--- Aim of the task ---
Reproduce the passage about Ratcliffe Highway and the Old Rose public house word for word, from its first sentence to its last.

--- Passage provided ---
Ratcliffe Highway ran near the docks of the British East India Company, and I've read that in the first half of the nineteenth century, Ratcliffe Highway, Stepney, was the toughest thoroughfare in the East End of London. It was a place of sailors' lodging-houses, sailors' pubs, sailors' ladies. with tall brazen-faced women dressed in gaudy colours, sly pimps and crimps, roaring sailors out for a good time, bearded foreign musicians from the fifteen dance halls of the locality, and the intrepid policemen of H Division walking through the throng in twos. The area's reputation eventually became so bad that the road was renamed St. George's Street.

For Francis to be running a beer house in this particular area is a good indication that he must have been a pretty tough character.

In fact, The Times Newspaper reported a violent incident, summarised below, that occurred on September 4th, 1839, involving Francis Knibbs, at the Old Rose public house:
Two American sailors were charged with being drunk, creating a disturbance at the Old Rose public house, and attempting to stab the landlord, Francis Knibbs. On the previous evening, the two sailors had entered the pub. Francis recognised they they were heavily intoxicated and with some trouble, he managed to remove them.

Boxed element listing:
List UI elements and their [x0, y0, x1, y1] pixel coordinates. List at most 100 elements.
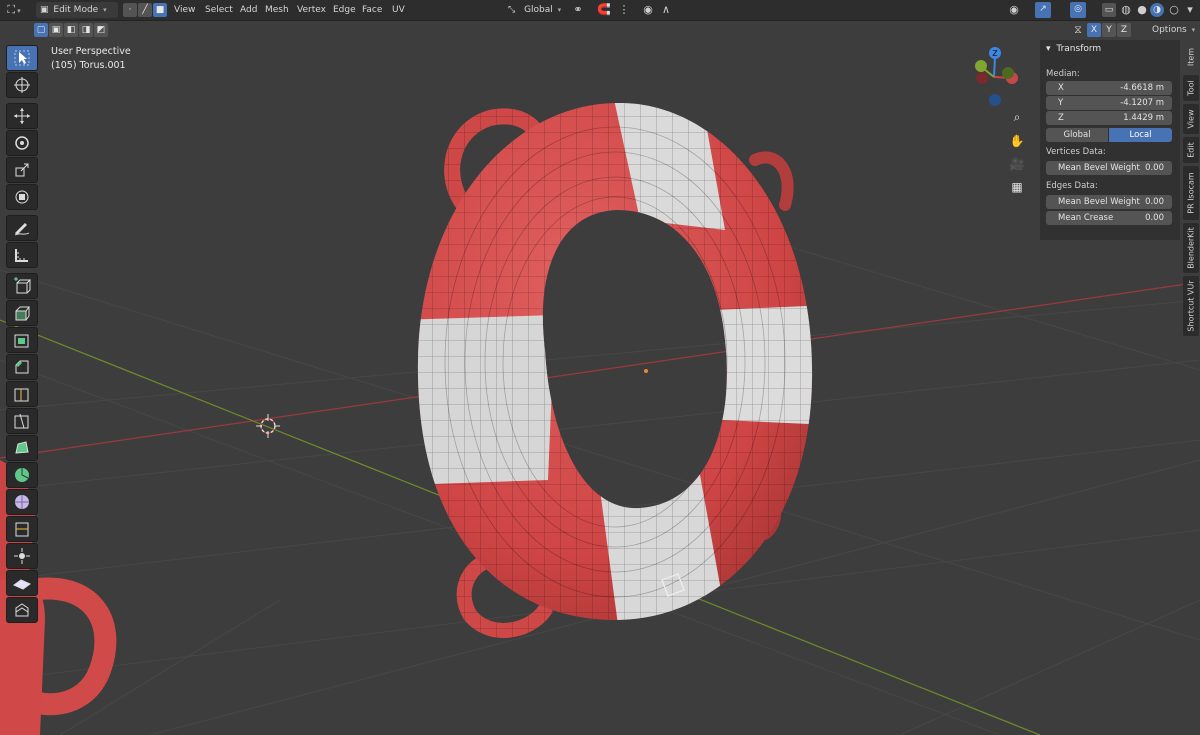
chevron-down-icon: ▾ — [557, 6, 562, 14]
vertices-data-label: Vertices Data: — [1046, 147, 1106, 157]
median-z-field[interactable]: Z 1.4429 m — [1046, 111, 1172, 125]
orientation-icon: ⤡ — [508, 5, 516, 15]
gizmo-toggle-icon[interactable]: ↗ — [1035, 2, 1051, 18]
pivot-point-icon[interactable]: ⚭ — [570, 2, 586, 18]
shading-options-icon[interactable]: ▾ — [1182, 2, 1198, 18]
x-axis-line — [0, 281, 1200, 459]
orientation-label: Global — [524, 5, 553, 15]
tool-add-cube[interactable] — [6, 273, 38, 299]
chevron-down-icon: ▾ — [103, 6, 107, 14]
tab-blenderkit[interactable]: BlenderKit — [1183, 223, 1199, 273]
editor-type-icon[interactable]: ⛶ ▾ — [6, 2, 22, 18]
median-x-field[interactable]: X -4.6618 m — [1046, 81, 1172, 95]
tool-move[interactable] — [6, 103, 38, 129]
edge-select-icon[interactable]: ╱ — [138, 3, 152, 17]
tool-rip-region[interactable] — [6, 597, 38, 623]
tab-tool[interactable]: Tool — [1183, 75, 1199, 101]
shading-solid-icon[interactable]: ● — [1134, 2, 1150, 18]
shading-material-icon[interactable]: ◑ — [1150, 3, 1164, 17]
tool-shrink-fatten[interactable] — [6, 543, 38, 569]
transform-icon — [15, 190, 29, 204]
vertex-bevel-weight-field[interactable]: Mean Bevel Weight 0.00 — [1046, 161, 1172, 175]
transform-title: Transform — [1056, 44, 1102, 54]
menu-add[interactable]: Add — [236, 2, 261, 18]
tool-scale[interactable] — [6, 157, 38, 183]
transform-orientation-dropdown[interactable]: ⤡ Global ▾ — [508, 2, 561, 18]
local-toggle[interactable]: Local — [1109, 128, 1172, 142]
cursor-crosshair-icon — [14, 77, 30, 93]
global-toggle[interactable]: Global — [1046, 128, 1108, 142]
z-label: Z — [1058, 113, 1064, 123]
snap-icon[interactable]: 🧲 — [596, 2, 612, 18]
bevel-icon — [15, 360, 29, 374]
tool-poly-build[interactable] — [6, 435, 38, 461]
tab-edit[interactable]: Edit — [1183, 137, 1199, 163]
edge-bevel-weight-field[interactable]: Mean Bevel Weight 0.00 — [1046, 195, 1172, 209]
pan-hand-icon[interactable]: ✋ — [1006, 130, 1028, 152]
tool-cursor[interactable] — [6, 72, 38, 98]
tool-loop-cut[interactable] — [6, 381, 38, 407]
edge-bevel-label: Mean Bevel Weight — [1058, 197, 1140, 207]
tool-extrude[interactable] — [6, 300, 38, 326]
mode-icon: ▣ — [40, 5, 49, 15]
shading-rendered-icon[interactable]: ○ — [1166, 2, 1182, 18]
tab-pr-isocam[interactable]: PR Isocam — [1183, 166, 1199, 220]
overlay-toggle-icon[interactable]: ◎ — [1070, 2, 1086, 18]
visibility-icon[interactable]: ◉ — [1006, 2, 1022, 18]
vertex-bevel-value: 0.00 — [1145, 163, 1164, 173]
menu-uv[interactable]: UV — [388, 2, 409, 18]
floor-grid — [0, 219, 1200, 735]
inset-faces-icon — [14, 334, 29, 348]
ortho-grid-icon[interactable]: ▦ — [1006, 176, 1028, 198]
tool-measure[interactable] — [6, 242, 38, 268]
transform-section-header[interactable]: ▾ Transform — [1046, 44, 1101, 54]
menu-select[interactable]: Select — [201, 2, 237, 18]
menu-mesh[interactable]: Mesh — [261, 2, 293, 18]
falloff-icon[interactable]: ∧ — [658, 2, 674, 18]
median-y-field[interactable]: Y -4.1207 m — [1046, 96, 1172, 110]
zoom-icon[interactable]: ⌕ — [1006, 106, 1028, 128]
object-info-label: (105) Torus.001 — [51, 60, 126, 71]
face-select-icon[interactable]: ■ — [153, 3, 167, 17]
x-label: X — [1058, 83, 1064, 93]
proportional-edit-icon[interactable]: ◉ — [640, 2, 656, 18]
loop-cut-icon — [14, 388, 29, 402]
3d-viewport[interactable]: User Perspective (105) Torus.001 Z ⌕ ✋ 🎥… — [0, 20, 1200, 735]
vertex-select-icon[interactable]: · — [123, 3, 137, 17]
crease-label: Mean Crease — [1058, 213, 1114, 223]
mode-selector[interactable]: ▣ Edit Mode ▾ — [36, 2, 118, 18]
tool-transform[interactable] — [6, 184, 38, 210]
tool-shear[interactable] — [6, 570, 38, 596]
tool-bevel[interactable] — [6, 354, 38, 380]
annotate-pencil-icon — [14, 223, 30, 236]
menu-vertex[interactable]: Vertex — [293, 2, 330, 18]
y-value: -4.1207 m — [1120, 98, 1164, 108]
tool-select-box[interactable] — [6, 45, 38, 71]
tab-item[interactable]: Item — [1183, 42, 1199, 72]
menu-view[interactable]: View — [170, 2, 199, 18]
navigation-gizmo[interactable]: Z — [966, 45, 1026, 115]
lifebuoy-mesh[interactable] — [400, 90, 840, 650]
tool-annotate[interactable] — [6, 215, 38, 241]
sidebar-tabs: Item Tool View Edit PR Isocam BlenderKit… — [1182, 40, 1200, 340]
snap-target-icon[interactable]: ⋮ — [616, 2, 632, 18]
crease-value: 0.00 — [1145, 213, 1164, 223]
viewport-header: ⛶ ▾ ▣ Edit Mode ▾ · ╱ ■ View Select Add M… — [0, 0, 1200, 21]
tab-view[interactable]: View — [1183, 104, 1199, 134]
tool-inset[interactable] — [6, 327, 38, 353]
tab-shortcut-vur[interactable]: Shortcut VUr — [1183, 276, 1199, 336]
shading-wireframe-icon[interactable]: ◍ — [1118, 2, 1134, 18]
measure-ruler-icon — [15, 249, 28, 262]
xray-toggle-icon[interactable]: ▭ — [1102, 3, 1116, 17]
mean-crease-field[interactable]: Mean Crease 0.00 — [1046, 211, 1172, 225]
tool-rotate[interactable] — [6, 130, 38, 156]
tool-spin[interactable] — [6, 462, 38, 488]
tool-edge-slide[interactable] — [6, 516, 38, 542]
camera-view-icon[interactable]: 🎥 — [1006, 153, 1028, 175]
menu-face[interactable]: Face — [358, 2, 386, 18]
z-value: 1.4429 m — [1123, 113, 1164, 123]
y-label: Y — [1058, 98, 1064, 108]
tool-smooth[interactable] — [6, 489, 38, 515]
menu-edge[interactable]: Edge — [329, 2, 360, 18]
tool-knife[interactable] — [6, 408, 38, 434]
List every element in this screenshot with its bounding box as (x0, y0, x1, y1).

---

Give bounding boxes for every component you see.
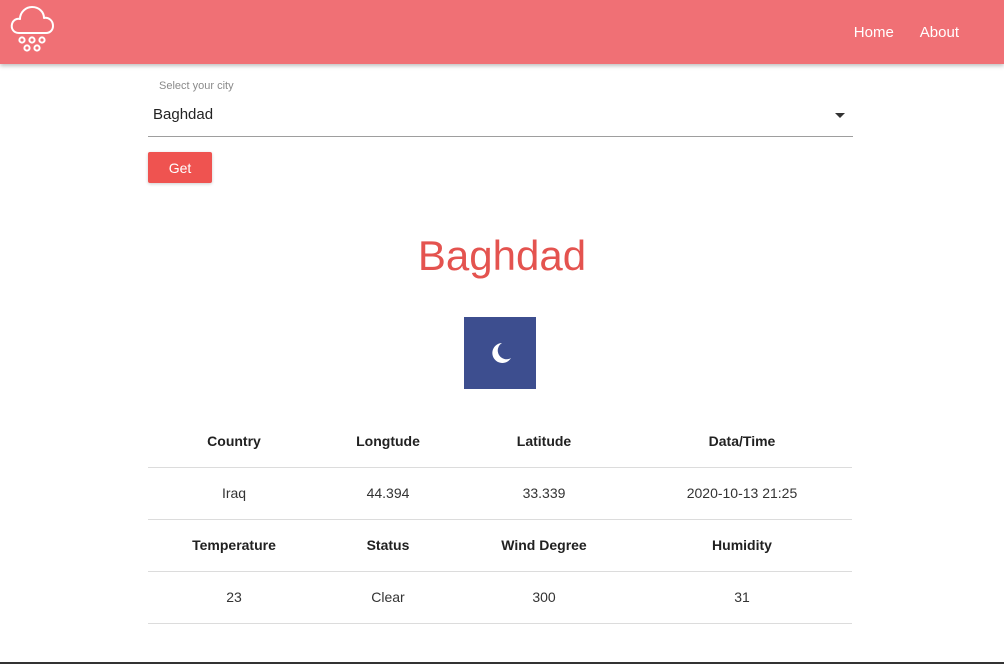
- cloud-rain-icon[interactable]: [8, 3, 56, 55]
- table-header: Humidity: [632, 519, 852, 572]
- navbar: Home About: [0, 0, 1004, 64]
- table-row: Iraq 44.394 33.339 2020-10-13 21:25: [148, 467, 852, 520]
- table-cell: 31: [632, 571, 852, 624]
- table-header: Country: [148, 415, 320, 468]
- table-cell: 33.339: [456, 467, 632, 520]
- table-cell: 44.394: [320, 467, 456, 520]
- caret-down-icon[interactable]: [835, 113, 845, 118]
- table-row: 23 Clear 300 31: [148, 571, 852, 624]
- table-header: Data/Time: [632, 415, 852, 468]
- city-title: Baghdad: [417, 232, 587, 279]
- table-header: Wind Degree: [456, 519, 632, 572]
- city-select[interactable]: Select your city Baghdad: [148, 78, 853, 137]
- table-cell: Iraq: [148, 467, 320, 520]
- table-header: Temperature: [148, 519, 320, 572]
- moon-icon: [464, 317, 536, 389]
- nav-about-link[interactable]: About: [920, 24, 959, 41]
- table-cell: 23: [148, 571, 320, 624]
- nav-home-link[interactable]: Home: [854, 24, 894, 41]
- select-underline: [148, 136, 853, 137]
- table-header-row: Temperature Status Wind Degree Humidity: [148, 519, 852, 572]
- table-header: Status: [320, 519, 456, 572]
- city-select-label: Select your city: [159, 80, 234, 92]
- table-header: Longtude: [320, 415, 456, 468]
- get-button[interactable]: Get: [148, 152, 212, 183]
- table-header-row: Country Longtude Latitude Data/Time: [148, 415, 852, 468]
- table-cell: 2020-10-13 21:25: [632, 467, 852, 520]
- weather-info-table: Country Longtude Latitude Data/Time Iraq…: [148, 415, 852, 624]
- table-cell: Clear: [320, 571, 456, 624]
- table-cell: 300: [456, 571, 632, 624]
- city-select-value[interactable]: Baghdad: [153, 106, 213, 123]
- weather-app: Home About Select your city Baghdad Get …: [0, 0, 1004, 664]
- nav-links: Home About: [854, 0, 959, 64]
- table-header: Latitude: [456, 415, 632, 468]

--- Written solution ---
Ratcliffe Highway ran near the docks of the British East India Company, and I've read that in the first half of the nineteenth century, Ratcliffe Highway, Stepney, was the toughest thoroughfare in the East End of London. It was a place of sailors' lodging-houses, sailors' pubs, sailors' ladies. with tall brazen-faced women dressed in gaudy colours, sly pimps and crimps, roaring sailors out for a good time, bearded foreign musicians from the fifteen dance halls of the locality, and the intrepid policemen of H Division walking through the throng in twos. The area's reputation eventually became so bad that the road was renamed St. George's Street.

For Francis to be running a beer house in this particular area is a good indication that he must have been a pretty tough character.

In fact, The Times Newspaper reported a violent incident, summarised below, that occurred on September 4th, 1839, involving Francis Knibbs, at the Old Rose public house:
Two American sailors were charged with being drunk, creating a disturbance at the Old Rose public house, and attempting to stab the landlord, Francis Knibbs. On the previous evening, the two sailors had entered the pub. Francis recognised they they were heavily intoxicated and with some trouble, he managed to remove them.